• _WRITTEN TASK_
All the records that follow need to be reproduced exactly. Omit the images.

Data excerpts:
-----
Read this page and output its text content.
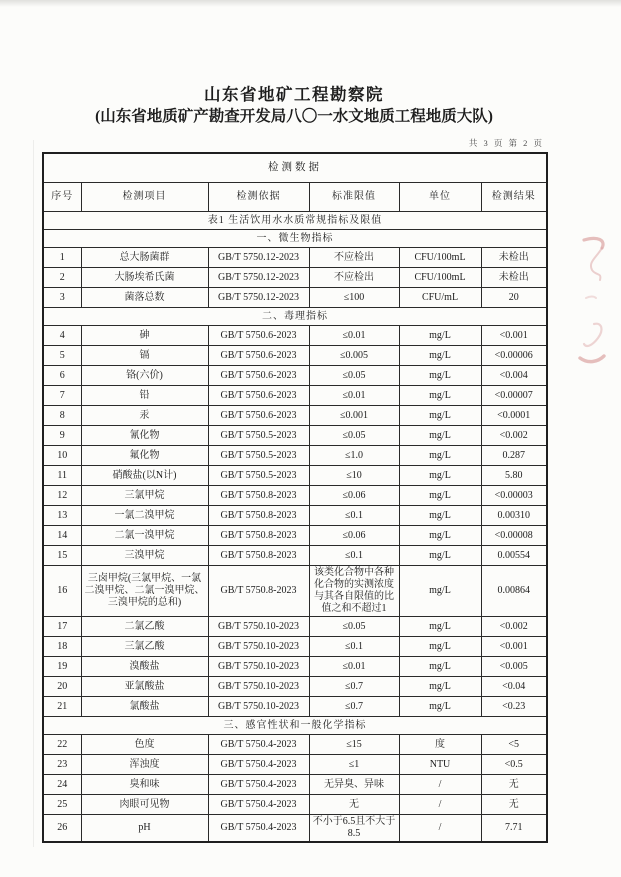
山东省地矿工程勘察院
(山东省地质矿产勘查开发局八〇一水文地质工程地质大队)
共 3 页 第 2 页
检测数据					
序号	检测项目	检测依据	标准限值	单位	检测结果
表1 生活饮用水水质常规指标及限值					
一、微生物指标					
1	总大肠菌群	GB/T 5750.12-2023	不应检出	CFU/100mL	未检出
2	大肠埃希氏菌	GB/T 5750.12-2023	不应检出	CFU/100mL	未检出
3	菌落总数	GB/T 5750.12-2023	≤100	CFU/mL	20
二、毒理指标					
4	砷	GB/T 5750.6-2023	≤0.01	mg/L	<0.001
5	镉	GB/T 5750.6-2023	≤0.005	mg/L	<0.00006
6	铬(六价)	GB/T 5750.6-2023	≤0.05	mg/L	<0.004
7	铅	GB/T 5750.6-2023	≤0.01	mg/L	<0.00007
8	汞	GB/T 5750.6-2023	≤0.001	mg/L	<0.0001
9	氰化物	GB/T 5750.5-2023	≤0.05	mg/L	<0.002
10	氟化物	GB/T 5750.5-2023	≤1.0	mg/L	0.287
11	硝酸盐(以N计)	GB/T 5750.5-2023	≤10	mg/L	5.80
12	三氯甲烷	GB/T 5750.8-2023	≤0.06	mg/L	<0.00003
13	一氯二溴甲烷	GB/T 5750.8-2023	≤0.1	mg/L	0.00310
14	二氯一溴甲烷	GB/T 5750.8-2023	≤0.06	mg/L	<0.00008
15	三溴甲烷	GB/T 5750.8-2023	≤0.1	mg/L	0.00554
16	三卤甲烷(三氯甲烷、一氯二溴甲烷、二氯一溴甲烷、三溴甲烷的总和)	GB/T 5750.8-2023	该类化合物中各种化合物的实测浓度与其各自限值的比值之和不超过1	mg/L	0.00864
17	二氯乙酸	GB/T 5750.10-2023	≤0.05	mg/L	<0.002
18	三氯乙酸	GB/T 5750.10-2023	≤0.1	mg/L	<0.001
19	溴酸盐	GB/T 5750.10-2023	≤0.01	mg/L	<0.005
20	亚氯酸盐	GB/T 5750.10-2023	≤0.7	mg/L	<0.04
21	氯酸盐	GB/T 5750.10-2023	≤0.7	mg/L	<0.23
三、感官性状和一般化学指标					
22	色度	GB/T 5750.4-2023	≤15	度	<5
23	浑浊度	GB/T 5750.4-2023	≤1	NTU	<0.5
24	臭和味	GB/T 5750.4-2023	无异臭、异味	/	无
25	肉眼可见物	GB/T 5750.4-2023	无	/	无
26	pH	GB/T 5750.4-2023	不小于6.5且不大于8.5	/	7.71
-----
• _EXERCISE SOLUTION_
Read this page and output its text content.
山东省地矿工程勘察院
(山东省地质矿产勘查开发局八〇一水文地质工程地质大队)
共 3 页 第 2 页
检测数据					
序号	检测项目	检测依据	标准限值	单位	检测结果
表1 生活饮用水水质常规指标及限值					
一、微生物指标					
1	总大肠菌群	GB/T 5750.12-2023	不应检出	CFU/100mL	未检出
2	大肠埃希氏菌	GB/T 5750.12-2023	不应检出	CFU/100mL	未检出
3	菌落总数	GB/T 5750.12-2023	≤100	CFU/mL	20
二、毒理指标					
4	砷	GB/T 5750.6-2023	≤0.01	mg/L	<0.001
5	镉	GB/T 5750.6-2023	≤0.005	mg/L	<0.00006
6	铬(六价)	GB/T 5750.6-2023	≤0.05	mg/L	<0.004
7	铅	GB/T 5750.6-2023	≤0.01	mg/L	<0.00007
8	汞	GB/T 5750.6-2023	≤0.001	mg/L	<0.0001
9	氰化物	GB/T 5750.5-2023	≤0.05	mg/L	<0.002
10	氟化物	GB/T 5750.5-2023	≤1.0	mg/L	0.287
11	硝酸盐(以N计)	GB/T 5750.5-2023	≤10	mg/L	5.80
12	三氯甲烷	GB/T 5750.8-2023	≤0.06	mg/L	<0.00003
13	一氯二溴甲烷	GB/T 5750.8-2023	≤0.1	mg/L	0.00310
14	二氯一溴甲烷	GB/T 5750.8-2023	≤0.06	mg/L	<0.00008
15	三溴甲烷	GB/T 5750.8-2023	≤0.1	mg/L	0.00554
16	三卤甲烷(三氯甲烷、一氯二溴甲烷、二氯一溴甲烷、三溴甲烷的总和)	GB/T 5750.8-2023	该类化合物中各种化合物的实测浓度与其各自限值的比值之和不超过1	mg/L	0.00864
17	二氯乙酸	GB/T 5750.10-2023	≤0.05	mg/L	<0.002
18	三氯乙酸	GB/T 5750.10-2023	≤0.1	mg/L	<0.001
19	溴酸盐	GB/T 5750.10-2023	≤0.01	mg/L	<0.005
20	亚氯酸盐	GB/T 5750.10-2023	≤0.7	mg/L	<0.04
21	氯酸盐	GB/T 5750.10-2023	≤0.7	mg/L	<0.23
三、感官性状和一般化学指标					
22	色度	GB/T 5750.4-2023	≤15	度	<5
23	浑浊度	GB/T 5750.4-2023	≤1	NTU	<0.5
24	臭和味	GB/T 5750.4-2023	无异臭、异味	/	无
25	肉眼可见物	GB/T 5750.4-2023	无	/	无
26	pH	GB/T 5750.4-2023	不小于6.5且不大于8.5	/	7.71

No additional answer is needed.